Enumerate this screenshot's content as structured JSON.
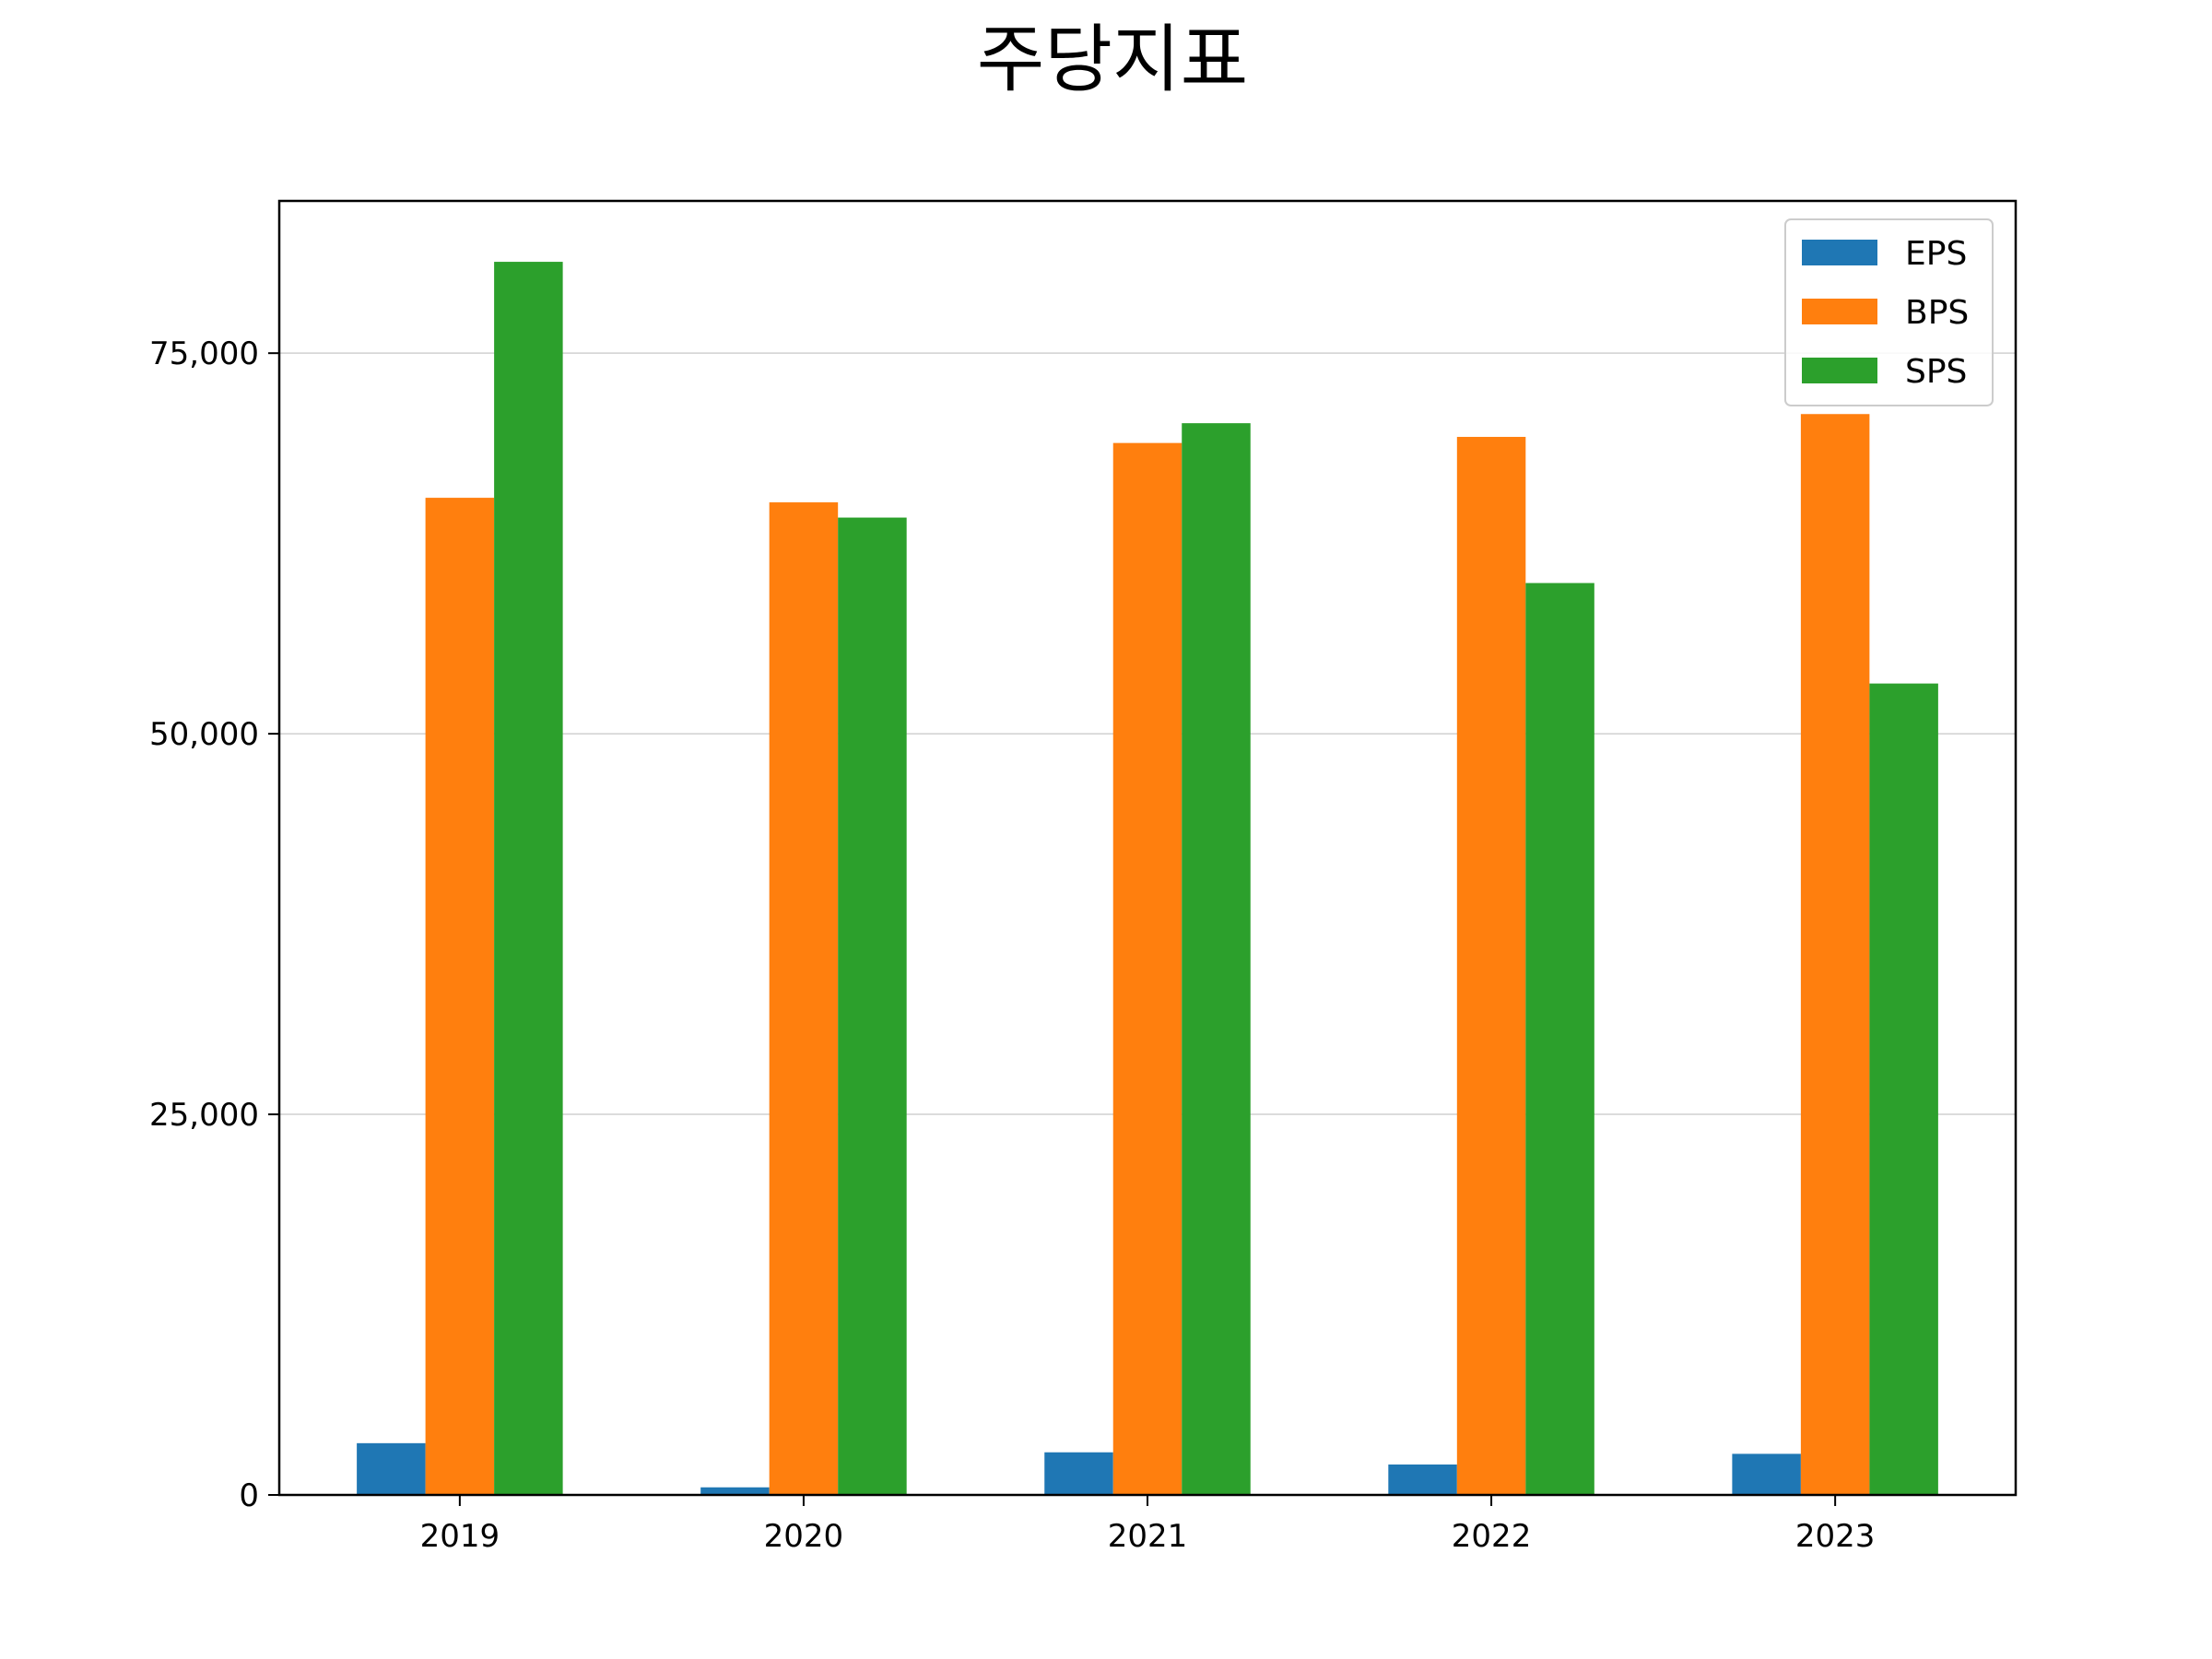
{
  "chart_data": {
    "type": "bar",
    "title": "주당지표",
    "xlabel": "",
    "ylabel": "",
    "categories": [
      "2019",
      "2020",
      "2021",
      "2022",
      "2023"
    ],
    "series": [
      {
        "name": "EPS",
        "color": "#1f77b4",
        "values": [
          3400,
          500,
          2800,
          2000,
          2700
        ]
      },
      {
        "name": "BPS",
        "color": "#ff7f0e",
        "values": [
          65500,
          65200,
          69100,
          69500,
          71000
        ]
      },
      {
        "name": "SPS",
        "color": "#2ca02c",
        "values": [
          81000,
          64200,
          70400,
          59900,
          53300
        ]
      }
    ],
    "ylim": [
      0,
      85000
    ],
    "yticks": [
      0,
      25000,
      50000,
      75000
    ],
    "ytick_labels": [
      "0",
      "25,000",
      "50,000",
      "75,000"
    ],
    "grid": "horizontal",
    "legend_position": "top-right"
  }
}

━━━━━━━━━━━━━━━━

▸ **Aim**
Select and copy each line from the data that includes the word "color".

▸ **Task response**
        "color": "#1f77b4",
        "color": "#ff7f0e",
        "color": "#2ca02c",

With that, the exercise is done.